### Aim of the task
Count every line of the listing where the string "JSON" occurs, and reply with the count alone.

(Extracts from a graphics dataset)
=======

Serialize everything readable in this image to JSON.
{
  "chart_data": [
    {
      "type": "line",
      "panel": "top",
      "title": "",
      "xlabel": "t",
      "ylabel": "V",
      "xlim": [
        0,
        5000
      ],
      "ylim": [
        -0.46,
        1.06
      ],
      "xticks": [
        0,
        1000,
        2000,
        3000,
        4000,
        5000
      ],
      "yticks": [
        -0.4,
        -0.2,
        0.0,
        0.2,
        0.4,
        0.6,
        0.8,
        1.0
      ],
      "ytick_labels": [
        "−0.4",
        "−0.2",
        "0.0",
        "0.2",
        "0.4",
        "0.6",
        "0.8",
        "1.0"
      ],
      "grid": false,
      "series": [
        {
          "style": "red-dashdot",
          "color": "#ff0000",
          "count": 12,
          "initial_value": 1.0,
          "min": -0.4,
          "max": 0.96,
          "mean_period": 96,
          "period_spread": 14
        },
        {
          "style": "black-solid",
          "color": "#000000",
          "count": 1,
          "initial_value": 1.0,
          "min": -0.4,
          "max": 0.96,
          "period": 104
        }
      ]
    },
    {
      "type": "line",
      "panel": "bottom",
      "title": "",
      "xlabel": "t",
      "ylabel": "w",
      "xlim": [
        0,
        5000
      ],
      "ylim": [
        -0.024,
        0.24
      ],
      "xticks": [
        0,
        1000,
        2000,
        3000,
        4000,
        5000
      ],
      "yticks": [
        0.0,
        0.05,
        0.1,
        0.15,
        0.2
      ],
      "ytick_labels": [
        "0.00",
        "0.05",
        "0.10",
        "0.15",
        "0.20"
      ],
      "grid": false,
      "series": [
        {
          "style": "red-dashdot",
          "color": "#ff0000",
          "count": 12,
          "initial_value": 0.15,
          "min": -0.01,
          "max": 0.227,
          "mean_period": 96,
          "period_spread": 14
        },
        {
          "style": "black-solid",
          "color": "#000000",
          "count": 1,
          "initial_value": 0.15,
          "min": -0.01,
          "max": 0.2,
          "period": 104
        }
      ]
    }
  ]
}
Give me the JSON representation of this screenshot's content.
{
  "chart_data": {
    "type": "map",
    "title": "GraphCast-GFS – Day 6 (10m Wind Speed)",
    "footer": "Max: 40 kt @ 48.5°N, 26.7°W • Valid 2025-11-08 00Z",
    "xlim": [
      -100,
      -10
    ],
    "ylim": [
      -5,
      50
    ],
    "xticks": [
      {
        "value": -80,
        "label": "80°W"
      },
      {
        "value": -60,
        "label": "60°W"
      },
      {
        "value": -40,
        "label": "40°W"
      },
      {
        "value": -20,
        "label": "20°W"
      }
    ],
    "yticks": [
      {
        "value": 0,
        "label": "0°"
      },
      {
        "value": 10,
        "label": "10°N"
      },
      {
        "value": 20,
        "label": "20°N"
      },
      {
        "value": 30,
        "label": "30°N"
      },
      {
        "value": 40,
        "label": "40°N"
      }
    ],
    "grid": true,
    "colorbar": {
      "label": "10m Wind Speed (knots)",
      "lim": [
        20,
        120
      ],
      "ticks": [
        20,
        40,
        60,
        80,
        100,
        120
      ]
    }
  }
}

=======

### Solved problem
2